杉の若木に吊るした灯篭

杉の若木に吊るした灯篭に精霊はお出でになる

この春亡くなった日暮富雄さんとは長い付き合いだった。御殿のような新居が建てられる前から、旧居で逆井の昔話を聞いた。

お盆のときだった。新盆の家では大きい白提灯を軒下に吊るす。行ってみたらどうかと言われ、教えられた家に出かけたことがあった。でも、写真を撮るのは遠慮した。白提灯を見て、これが逆井の新盆だということを実感した。

そのうち新居が出来、そこで耳の悪くなった二人の、大声での逆井談義が続いた。

その富雄さんの新盆である。ご子息の肇さんが昔からの「高灯籠」(たかどうろう)を立てられた。平成3年発行の『柏の民俗・考察編』(柏市民俗文化財調査会編)で、高灯籠の解説はあっても写真の紹介はない。すでに名前だけの昔話になっていたのである。

裏山から杉の若木を切り出し、梢の先の葉を少し残し、竹を縦横2本通す。観音開きになっている木造の灯籠が吊るされる。

  
ここからマコモを逆縒りして作った縄が、杉のテッペンを通って家に入り、盆棚に通じる。仏さまになった富雄さんの精霊(しょうりょう)がお出でになる。

伝統の、逆井の新盆「原風景」である。

下の写真は細く切り十字にした真竹にマコモを編みこんだ「ガラガラ」。戸口や墓所に置き、食べものを供える。

▸ データセット項目:
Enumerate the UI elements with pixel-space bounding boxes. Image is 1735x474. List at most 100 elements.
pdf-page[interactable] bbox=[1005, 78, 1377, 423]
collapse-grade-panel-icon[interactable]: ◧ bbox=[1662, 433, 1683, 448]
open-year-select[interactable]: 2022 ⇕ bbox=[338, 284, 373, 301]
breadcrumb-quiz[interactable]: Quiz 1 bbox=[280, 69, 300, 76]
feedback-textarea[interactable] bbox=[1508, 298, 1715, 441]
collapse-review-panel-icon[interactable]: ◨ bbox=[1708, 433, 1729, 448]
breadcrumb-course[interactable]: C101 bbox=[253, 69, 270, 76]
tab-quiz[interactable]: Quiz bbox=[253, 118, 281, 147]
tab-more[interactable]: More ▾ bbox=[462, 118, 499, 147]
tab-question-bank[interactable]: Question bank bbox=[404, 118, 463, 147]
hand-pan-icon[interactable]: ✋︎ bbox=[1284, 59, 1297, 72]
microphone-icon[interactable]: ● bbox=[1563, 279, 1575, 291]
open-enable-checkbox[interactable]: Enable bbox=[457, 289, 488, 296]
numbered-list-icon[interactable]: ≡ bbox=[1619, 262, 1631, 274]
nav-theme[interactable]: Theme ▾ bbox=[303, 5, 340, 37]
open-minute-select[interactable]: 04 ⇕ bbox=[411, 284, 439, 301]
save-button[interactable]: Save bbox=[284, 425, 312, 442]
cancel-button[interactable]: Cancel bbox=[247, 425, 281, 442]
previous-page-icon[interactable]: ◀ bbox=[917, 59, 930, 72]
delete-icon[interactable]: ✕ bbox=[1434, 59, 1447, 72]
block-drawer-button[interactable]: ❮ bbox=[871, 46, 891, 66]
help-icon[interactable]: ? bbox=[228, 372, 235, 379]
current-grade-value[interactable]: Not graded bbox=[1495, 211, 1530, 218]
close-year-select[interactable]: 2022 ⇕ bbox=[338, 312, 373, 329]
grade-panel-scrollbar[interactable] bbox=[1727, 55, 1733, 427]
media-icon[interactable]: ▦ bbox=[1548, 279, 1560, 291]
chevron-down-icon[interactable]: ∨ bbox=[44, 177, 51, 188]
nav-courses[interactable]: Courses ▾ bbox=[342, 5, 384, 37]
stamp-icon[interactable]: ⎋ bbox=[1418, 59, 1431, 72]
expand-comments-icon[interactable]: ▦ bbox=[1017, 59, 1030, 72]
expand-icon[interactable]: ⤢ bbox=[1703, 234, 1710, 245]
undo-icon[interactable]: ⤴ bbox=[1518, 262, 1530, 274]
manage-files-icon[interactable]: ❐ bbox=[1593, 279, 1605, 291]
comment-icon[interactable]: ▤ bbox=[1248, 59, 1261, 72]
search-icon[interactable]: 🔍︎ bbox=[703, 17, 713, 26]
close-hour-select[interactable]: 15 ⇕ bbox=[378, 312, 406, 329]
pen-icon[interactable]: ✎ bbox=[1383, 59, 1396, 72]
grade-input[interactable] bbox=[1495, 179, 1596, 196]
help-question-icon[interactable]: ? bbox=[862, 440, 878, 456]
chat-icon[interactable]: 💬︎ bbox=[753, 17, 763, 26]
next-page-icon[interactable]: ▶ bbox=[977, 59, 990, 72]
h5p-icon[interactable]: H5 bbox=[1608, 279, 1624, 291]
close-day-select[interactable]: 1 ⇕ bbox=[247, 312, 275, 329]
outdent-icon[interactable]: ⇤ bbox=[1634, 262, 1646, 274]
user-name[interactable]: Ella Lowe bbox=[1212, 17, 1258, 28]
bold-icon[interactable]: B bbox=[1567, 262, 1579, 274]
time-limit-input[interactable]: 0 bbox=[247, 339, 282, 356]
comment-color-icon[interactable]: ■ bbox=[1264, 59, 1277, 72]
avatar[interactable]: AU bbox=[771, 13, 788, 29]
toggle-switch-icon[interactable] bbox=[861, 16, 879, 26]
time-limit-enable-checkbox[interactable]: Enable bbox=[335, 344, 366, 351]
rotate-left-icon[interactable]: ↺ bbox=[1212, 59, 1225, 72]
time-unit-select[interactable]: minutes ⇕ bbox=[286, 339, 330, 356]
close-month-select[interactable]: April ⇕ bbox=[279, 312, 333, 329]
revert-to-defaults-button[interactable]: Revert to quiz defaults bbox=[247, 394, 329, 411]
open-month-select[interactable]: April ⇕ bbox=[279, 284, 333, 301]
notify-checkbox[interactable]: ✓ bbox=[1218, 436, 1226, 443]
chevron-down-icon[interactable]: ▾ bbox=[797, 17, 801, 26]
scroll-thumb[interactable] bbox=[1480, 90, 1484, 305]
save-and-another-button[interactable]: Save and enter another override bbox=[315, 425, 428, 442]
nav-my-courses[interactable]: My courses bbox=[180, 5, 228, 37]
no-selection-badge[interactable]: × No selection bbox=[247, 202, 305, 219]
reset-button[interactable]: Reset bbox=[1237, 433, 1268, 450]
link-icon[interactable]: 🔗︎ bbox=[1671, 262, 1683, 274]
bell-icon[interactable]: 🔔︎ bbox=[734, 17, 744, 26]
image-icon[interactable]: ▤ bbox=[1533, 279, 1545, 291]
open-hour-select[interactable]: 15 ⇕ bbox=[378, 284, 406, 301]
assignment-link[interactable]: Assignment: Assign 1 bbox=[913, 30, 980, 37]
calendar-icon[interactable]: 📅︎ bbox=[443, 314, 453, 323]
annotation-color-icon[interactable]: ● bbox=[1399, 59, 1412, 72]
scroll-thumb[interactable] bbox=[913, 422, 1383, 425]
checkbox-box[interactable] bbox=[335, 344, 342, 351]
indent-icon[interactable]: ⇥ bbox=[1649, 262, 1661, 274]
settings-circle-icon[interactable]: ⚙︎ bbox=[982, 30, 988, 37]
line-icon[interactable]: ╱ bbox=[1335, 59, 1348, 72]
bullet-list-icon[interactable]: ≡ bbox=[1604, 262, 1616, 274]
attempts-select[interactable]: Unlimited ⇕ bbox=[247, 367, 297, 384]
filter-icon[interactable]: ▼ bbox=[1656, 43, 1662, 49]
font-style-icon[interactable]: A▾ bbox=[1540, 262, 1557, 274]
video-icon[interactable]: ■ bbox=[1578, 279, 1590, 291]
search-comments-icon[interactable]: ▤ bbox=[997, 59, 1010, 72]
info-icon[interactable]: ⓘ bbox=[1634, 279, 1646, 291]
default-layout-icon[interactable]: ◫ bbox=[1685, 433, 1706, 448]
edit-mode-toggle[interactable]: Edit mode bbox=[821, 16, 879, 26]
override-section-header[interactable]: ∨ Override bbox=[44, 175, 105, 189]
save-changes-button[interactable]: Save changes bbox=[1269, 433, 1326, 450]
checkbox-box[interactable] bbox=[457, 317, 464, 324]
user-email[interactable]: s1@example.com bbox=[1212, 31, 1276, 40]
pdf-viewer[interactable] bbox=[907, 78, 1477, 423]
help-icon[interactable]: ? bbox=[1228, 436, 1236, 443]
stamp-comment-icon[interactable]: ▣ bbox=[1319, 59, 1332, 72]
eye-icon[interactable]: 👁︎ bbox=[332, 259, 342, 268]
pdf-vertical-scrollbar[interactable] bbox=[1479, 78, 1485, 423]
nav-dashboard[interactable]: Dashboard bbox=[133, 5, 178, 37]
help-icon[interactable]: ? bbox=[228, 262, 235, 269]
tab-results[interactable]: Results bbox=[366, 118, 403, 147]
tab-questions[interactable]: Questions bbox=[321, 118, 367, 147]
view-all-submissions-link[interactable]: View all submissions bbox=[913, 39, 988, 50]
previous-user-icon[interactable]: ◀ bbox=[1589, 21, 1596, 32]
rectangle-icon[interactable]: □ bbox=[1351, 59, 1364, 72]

▸ 課題の目的:
本文によると、逆井の新盆の家では軒下に何を吊るすか。

▸ 課題の結果:
大きい白提灯。